## What the task requires
Review the lines that follow and copy each one that contains the word "JSON".

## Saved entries
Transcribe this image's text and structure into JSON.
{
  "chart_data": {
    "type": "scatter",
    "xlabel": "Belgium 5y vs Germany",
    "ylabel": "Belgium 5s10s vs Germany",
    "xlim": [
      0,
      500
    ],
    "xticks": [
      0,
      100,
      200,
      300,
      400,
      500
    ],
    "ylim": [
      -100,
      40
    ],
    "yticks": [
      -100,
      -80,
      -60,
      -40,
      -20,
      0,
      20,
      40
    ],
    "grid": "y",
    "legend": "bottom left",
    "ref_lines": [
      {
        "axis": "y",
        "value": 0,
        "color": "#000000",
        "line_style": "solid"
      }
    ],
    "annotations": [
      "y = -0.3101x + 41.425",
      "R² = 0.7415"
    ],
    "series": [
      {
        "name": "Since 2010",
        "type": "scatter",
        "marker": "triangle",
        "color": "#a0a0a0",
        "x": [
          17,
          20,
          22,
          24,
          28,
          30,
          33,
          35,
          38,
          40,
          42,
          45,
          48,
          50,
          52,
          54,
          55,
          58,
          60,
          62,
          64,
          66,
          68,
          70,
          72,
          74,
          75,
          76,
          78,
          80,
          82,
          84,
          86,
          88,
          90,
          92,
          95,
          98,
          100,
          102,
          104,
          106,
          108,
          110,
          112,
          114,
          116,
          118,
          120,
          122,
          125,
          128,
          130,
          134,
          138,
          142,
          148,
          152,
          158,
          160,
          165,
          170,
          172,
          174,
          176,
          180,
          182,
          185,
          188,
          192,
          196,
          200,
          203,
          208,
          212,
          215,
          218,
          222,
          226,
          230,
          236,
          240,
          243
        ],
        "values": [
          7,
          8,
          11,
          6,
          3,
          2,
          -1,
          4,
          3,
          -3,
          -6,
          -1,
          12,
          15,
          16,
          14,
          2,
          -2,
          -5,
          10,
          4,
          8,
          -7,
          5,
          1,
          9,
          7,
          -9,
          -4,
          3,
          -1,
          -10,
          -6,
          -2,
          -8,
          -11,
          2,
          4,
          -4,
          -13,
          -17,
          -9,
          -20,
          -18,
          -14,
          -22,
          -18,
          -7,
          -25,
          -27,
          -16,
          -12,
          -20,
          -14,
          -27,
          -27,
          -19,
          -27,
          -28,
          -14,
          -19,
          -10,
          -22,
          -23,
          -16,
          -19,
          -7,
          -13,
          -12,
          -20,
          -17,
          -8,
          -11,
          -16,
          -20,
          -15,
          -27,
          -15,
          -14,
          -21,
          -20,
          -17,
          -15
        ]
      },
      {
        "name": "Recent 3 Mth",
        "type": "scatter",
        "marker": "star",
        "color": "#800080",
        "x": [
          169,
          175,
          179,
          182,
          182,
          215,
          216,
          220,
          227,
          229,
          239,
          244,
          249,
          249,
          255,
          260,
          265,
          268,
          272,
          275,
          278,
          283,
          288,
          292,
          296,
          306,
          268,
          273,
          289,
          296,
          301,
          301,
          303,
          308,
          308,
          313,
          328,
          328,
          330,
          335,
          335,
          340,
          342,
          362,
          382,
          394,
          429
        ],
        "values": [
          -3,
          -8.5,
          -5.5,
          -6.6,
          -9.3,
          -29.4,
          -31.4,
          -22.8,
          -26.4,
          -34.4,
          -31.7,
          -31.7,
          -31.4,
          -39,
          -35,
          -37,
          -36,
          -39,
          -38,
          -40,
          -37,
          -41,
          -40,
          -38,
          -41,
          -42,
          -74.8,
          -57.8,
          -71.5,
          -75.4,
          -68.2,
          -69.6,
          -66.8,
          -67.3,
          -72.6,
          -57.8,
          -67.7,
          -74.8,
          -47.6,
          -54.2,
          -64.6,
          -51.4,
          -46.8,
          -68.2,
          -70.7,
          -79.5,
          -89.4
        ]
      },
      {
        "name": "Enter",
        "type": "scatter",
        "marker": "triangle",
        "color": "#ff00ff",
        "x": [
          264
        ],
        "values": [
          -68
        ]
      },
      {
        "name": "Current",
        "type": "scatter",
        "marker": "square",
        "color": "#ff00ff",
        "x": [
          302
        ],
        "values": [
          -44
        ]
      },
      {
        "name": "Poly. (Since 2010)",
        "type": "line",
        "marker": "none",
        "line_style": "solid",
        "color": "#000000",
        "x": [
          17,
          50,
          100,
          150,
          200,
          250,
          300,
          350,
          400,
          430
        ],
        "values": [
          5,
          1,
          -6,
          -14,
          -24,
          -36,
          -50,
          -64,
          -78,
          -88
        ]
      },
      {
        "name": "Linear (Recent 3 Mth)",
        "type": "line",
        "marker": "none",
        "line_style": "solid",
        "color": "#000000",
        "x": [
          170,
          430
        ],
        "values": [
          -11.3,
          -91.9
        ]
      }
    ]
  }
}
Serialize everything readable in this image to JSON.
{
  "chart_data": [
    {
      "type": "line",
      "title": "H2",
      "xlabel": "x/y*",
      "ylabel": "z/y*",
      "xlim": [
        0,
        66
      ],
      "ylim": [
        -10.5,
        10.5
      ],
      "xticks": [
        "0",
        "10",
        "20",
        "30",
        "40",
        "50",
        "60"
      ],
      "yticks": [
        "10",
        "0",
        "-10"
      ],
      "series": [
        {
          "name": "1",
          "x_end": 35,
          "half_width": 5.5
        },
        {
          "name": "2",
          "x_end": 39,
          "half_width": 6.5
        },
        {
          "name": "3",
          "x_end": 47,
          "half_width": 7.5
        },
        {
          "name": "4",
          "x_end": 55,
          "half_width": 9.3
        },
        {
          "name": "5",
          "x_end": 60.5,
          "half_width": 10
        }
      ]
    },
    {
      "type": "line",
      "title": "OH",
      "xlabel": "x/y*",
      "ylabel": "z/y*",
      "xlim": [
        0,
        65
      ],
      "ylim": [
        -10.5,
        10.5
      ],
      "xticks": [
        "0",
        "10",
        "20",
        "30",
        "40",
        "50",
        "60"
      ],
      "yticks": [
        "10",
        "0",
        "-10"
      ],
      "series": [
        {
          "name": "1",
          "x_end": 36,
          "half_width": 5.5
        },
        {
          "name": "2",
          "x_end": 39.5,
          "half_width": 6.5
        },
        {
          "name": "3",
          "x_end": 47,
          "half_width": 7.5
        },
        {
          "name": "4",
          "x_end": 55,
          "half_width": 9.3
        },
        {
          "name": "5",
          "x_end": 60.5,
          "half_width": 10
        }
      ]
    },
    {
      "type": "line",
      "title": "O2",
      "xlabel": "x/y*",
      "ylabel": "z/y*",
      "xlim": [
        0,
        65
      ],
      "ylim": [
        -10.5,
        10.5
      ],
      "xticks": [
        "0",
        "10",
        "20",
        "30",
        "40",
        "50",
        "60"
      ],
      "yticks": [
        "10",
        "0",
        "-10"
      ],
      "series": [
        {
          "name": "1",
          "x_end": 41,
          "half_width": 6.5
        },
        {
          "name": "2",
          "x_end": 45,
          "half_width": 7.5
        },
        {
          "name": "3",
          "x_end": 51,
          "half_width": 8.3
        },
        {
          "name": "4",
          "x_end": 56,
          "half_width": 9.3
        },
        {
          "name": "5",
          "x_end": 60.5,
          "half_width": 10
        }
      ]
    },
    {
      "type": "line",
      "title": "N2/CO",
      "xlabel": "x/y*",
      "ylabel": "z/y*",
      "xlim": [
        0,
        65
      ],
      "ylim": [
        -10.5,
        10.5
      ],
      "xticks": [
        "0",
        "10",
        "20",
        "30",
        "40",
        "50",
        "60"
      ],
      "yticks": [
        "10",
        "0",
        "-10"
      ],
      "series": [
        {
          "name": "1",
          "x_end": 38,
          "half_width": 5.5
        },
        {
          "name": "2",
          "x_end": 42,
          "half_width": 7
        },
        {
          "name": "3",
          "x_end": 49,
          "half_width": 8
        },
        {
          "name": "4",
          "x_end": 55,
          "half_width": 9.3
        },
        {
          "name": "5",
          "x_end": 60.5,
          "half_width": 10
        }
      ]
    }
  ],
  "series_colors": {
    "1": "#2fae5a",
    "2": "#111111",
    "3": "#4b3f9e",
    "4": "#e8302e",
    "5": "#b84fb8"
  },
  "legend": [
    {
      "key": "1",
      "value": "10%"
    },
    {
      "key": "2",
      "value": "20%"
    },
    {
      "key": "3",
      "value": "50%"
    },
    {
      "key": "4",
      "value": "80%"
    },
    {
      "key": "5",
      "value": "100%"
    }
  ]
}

## Exercise solution
Transcribe this image's text and structure into JSON.
Serialize everything readable in this image to JSON.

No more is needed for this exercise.